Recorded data
========================
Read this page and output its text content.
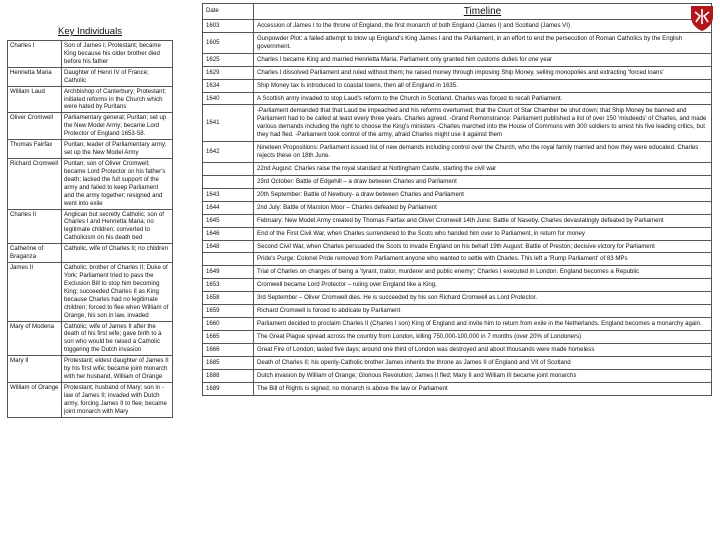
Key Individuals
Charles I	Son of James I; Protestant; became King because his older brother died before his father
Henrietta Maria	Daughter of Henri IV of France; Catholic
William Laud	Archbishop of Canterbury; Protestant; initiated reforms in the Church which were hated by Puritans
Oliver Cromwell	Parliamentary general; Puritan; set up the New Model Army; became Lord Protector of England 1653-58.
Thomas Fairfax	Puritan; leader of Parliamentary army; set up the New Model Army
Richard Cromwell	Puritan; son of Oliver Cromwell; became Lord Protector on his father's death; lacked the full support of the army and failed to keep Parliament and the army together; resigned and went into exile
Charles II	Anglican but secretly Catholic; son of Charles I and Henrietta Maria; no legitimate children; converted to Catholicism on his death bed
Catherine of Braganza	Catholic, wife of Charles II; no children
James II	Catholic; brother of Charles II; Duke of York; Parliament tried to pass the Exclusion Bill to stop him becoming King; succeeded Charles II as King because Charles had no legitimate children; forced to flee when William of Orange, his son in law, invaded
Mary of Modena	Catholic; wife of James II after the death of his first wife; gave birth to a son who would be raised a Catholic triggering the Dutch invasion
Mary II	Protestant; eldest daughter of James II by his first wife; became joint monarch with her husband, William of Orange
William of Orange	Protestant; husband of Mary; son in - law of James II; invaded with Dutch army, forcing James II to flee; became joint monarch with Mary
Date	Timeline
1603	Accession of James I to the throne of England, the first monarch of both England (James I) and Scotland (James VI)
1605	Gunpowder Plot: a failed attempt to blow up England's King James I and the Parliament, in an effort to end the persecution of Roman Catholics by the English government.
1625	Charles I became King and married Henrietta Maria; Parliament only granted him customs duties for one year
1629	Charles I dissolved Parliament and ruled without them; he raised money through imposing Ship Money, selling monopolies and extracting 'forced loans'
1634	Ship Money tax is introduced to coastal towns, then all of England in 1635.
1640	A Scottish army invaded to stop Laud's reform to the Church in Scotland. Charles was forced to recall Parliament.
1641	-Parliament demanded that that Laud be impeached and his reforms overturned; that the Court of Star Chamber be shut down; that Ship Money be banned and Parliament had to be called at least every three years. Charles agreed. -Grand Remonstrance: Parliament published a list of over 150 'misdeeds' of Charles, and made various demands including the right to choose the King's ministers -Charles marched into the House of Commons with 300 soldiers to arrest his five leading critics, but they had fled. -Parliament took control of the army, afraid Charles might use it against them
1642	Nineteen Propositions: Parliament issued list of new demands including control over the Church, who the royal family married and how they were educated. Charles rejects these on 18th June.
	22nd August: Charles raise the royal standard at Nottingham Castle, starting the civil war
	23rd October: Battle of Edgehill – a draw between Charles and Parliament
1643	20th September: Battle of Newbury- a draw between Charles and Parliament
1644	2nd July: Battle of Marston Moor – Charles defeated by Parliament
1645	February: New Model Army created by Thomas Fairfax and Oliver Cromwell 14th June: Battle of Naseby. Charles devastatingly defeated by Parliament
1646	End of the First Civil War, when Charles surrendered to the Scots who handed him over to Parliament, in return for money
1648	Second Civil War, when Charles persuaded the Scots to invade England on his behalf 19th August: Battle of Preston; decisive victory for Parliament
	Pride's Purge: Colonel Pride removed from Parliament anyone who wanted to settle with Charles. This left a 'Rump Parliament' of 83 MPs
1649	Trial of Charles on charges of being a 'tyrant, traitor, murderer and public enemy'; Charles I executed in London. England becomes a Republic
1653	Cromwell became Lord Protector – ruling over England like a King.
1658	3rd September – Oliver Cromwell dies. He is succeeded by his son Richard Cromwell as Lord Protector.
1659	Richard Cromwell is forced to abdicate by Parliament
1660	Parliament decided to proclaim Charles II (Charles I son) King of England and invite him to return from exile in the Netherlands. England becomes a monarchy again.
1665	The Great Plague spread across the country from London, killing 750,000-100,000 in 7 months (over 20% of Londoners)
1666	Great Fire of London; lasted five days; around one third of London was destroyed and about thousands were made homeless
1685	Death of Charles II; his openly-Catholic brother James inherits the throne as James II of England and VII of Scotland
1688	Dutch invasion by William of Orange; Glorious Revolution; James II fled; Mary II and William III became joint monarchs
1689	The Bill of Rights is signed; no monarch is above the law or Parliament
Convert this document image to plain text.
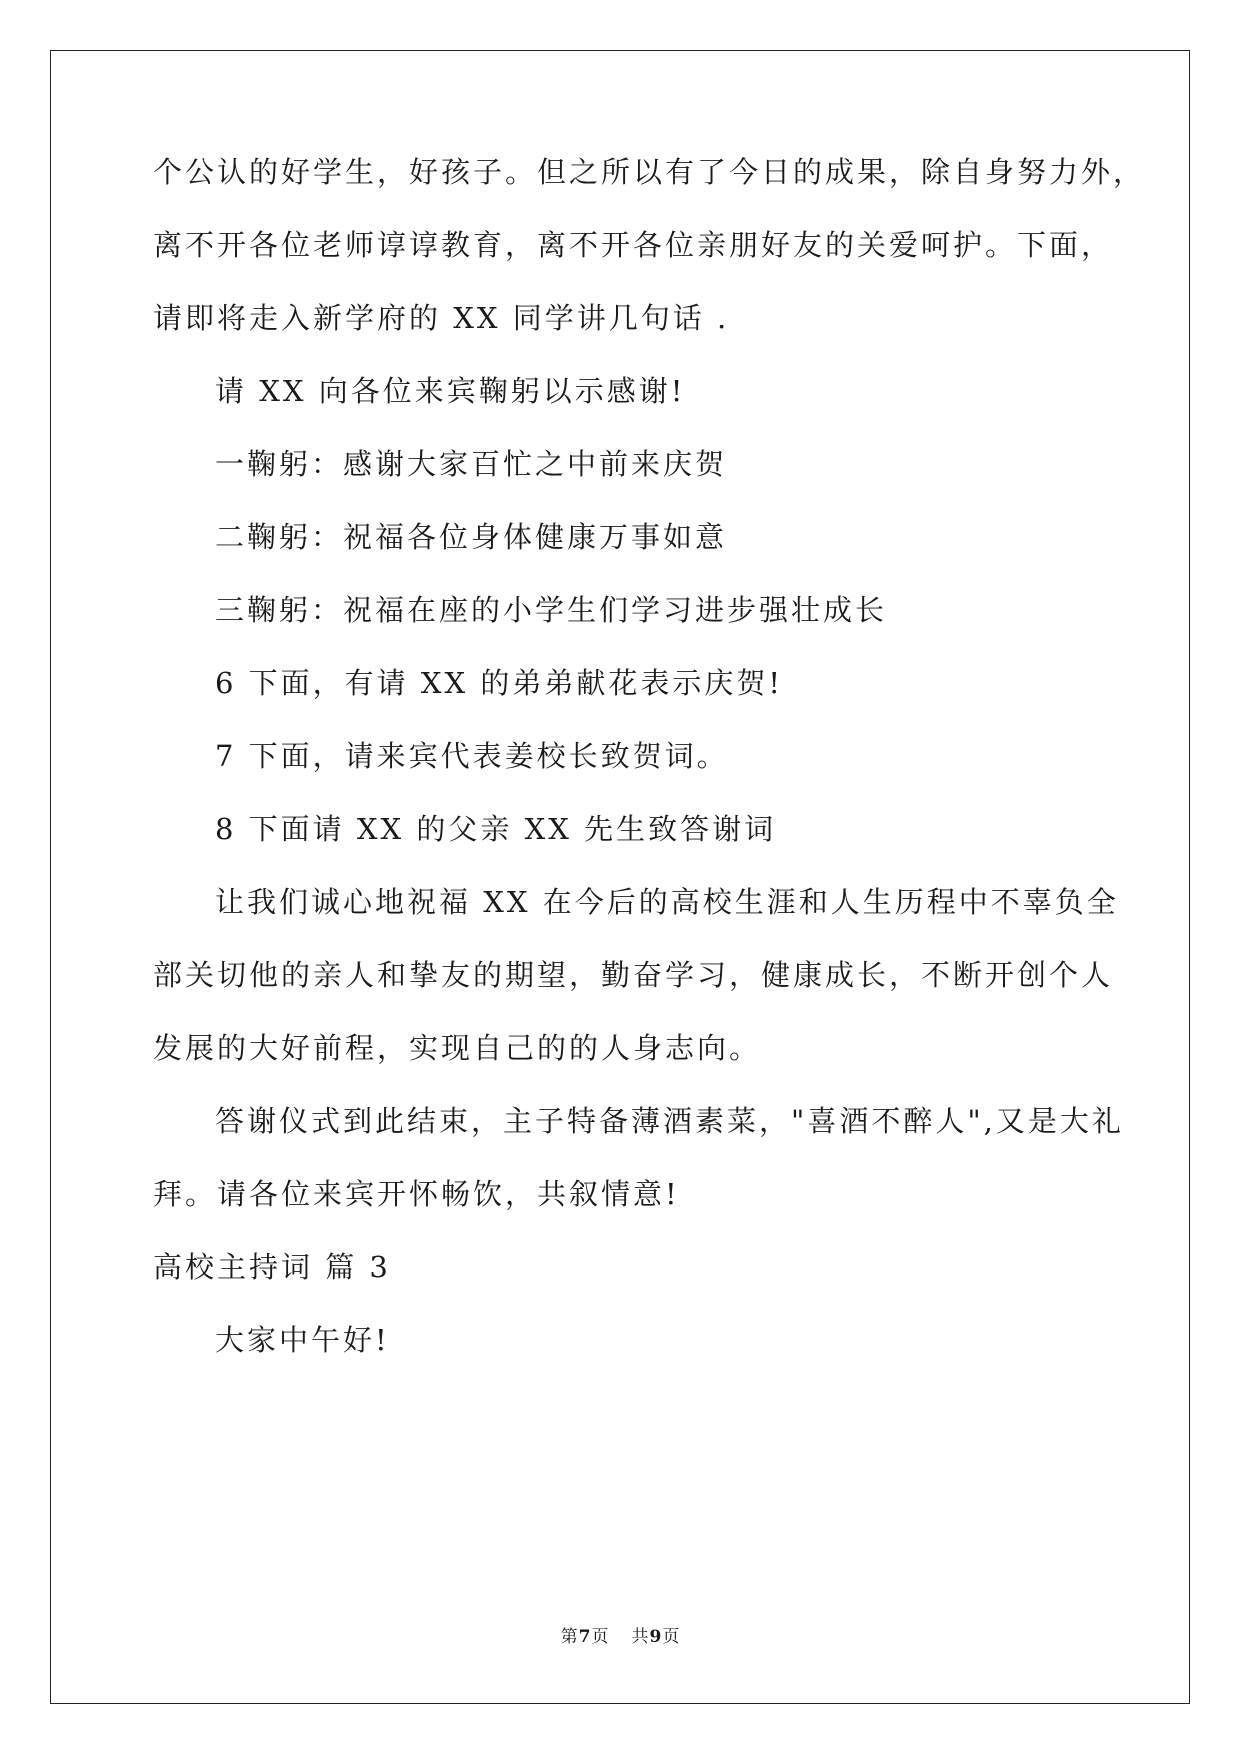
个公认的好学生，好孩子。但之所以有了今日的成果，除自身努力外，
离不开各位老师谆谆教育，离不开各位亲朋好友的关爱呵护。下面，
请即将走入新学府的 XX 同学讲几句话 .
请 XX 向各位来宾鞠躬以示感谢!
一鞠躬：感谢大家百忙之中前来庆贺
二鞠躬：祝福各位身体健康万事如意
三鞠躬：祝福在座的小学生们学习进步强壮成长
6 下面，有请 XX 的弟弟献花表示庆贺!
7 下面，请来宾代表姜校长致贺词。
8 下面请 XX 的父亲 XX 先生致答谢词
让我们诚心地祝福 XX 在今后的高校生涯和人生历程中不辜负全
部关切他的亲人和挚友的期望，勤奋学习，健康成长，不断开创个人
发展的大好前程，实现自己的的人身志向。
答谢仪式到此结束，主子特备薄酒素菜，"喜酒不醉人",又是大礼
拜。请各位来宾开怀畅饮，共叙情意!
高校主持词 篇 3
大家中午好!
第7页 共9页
========================
Find and count the lines of the data that include the string "text", and report that figure by itself.

● **ANSWER FOR THE TASK**
2